## Start DATA FOR THE TASK

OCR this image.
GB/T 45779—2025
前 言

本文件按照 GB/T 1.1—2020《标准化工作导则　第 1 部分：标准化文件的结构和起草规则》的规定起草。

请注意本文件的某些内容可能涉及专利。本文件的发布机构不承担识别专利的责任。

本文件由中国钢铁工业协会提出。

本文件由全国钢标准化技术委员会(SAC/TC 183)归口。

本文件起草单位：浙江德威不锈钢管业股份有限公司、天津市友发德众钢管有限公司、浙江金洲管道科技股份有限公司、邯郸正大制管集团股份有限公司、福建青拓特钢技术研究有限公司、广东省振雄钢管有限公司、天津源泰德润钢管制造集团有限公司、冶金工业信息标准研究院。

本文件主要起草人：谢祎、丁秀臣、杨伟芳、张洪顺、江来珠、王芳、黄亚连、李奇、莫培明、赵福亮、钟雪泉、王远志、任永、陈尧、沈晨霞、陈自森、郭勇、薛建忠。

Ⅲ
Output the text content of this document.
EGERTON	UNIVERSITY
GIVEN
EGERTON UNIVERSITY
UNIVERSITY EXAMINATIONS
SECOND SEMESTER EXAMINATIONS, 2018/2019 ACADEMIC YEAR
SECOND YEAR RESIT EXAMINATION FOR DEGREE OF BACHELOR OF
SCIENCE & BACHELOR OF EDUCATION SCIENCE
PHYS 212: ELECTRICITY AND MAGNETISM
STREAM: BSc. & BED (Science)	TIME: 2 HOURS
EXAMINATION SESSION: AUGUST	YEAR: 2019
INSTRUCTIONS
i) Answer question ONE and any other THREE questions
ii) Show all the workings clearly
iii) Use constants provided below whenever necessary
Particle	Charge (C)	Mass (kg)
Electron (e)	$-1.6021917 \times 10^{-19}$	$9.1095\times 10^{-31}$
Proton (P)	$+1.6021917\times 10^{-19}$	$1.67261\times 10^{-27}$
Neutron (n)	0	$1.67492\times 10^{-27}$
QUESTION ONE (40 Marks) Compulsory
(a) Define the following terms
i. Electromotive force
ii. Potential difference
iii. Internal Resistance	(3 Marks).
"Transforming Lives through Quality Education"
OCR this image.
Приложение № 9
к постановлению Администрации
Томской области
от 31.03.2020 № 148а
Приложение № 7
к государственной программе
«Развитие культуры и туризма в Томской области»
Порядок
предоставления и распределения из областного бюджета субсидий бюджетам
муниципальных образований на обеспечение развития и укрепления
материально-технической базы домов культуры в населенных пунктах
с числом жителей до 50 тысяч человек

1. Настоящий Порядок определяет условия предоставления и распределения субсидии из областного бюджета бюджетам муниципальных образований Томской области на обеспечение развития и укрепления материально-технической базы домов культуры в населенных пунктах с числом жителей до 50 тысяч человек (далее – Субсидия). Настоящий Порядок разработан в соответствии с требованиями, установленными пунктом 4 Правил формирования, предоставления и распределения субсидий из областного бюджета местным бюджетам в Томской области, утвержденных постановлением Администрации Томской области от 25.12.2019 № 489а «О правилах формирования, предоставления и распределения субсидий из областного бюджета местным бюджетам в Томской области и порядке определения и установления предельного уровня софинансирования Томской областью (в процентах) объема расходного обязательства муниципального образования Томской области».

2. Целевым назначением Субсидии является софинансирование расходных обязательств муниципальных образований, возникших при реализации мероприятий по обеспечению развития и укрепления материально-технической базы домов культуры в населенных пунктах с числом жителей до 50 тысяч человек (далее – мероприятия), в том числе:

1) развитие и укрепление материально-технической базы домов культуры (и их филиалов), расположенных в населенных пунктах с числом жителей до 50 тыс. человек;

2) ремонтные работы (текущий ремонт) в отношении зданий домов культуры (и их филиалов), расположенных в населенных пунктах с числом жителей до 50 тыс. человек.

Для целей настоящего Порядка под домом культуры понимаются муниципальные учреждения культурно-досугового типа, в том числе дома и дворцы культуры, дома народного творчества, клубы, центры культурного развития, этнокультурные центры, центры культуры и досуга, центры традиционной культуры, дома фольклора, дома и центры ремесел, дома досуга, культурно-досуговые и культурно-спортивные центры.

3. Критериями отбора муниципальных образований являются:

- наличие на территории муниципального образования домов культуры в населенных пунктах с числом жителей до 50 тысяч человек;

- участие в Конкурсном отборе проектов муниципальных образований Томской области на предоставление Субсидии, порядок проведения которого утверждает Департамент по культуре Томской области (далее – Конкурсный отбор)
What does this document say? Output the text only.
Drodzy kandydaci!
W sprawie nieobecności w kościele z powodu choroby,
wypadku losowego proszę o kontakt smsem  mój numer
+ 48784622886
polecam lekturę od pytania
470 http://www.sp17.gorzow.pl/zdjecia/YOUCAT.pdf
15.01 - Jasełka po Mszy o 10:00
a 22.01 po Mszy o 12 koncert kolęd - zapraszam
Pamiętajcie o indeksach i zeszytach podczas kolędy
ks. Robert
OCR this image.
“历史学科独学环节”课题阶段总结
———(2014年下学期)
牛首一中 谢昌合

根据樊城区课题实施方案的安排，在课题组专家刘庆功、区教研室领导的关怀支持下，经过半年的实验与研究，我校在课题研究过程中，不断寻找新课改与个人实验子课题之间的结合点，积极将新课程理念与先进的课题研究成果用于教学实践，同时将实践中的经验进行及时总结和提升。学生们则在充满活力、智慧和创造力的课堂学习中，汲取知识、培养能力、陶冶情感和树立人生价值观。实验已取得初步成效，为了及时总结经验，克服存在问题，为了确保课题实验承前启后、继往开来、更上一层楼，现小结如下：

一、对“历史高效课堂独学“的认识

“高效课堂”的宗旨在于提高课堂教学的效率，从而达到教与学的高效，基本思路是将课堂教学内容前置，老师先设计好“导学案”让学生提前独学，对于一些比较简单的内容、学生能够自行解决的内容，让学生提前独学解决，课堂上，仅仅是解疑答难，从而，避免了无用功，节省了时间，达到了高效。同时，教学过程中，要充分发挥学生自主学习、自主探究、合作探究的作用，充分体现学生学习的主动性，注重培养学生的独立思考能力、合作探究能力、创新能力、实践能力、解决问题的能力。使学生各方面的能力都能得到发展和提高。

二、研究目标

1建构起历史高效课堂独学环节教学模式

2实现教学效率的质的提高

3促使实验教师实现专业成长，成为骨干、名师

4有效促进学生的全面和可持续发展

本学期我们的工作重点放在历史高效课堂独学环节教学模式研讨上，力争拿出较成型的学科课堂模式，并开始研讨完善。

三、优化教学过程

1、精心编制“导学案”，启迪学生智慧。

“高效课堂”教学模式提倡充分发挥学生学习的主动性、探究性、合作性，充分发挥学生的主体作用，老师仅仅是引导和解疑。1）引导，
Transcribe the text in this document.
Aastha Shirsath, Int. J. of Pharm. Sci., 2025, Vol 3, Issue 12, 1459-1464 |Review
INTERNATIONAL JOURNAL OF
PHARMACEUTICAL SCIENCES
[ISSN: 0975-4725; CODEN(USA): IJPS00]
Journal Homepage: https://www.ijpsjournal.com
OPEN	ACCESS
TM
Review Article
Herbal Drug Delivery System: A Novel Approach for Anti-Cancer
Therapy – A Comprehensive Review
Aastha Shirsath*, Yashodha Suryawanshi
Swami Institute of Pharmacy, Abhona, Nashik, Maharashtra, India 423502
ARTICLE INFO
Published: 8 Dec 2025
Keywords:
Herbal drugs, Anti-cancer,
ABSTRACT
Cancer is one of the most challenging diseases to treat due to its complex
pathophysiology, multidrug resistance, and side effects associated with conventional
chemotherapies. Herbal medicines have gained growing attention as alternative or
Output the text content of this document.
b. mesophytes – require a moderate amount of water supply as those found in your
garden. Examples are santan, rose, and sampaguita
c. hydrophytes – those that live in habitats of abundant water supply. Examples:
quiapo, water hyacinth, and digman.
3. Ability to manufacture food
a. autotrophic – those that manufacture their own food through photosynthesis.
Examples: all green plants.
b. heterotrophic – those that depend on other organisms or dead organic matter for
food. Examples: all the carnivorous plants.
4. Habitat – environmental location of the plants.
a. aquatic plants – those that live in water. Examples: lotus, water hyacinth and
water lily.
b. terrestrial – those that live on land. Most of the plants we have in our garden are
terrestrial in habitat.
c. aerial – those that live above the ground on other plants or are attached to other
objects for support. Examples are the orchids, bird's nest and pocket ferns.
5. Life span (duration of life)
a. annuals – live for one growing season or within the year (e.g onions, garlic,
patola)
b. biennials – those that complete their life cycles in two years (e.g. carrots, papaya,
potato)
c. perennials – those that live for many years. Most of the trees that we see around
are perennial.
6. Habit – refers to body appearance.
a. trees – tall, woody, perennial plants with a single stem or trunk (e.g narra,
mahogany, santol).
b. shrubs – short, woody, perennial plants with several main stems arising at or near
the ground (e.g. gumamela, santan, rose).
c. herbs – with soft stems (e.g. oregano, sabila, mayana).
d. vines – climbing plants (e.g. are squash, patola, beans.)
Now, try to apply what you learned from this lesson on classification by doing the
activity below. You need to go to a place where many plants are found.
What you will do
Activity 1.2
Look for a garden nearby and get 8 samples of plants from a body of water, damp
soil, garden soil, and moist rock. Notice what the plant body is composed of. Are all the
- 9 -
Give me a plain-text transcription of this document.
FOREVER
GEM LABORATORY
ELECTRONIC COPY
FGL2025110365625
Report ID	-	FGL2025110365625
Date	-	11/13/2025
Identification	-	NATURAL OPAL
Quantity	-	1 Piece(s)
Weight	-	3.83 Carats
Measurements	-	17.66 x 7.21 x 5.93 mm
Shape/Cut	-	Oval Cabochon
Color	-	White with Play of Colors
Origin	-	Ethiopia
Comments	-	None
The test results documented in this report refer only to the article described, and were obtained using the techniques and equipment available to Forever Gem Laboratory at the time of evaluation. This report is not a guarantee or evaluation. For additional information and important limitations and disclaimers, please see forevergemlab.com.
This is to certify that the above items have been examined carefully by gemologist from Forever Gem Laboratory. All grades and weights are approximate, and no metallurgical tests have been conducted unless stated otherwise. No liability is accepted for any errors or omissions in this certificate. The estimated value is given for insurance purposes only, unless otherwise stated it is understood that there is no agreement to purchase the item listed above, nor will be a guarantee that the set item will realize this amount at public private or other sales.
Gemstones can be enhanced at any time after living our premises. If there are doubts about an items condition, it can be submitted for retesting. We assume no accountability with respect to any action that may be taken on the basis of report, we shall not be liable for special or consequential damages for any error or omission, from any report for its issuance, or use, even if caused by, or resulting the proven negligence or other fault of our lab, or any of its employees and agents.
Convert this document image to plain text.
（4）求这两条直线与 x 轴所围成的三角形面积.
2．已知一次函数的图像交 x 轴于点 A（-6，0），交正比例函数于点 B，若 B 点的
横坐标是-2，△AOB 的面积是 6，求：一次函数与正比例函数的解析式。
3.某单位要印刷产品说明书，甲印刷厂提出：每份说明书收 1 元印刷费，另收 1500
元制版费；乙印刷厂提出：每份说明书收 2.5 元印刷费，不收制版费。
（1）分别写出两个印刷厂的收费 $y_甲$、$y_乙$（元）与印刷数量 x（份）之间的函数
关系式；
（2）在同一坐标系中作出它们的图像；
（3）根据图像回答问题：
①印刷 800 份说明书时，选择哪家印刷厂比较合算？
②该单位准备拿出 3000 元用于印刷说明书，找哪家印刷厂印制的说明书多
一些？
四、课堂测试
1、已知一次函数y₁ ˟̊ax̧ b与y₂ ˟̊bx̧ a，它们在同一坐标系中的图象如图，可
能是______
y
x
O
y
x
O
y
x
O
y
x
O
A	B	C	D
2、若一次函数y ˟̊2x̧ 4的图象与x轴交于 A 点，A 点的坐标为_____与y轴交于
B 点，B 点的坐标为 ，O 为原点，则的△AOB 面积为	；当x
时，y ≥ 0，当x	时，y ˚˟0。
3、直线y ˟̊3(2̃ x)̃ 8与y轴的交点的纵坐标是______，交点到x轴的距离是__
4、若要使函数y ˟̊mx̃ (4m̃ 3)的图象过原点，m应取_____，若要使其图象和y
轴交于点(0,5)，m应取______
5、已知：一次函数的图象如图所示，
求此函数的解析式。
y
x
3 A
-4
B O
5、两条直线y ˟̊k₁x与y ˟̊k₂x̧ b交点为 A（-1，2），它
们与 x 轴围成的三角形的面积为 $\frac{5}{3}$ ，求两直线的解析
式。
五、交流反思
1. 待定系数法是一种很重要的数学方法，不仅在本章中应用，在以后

## End DATA FOR THE TASK

*DIRECTIONS*: List the lines of the entries that include "образования".

*EXERCISE OUTPUT*:
1. Настоящий Порядок определяет условия предоставления и распределения субсидии из областного бюджета бюджетам муниципальных образований Томской области на обеспечение развития и укрепления материально-технической базы домов культуры в населенных пунктах с числом жителей до 50 тысяч человек (далее – Субсидия). Настоящий Порядок разработан в соответствии с требованиями, установленными пунктом 4 Правил формирования, предоставления и распределения субсидий из областного бюджета местным бюджетам в Томской области, утвержденных постановлением Администрации Томской области от 25.12.2019 № 489а «О правилах формирования, предоставления и распределения субсидий из областного бюджета местным бюджетам в Томской области и порядке определения и установления предельного уровня софинансирования Томской областью (в процентах) объема расходного обязательства муниципального образования Томской области».
- наличие на территории муниципального образования домов культуры в населенных пунктах с числом жителей до 50 тысяч человек;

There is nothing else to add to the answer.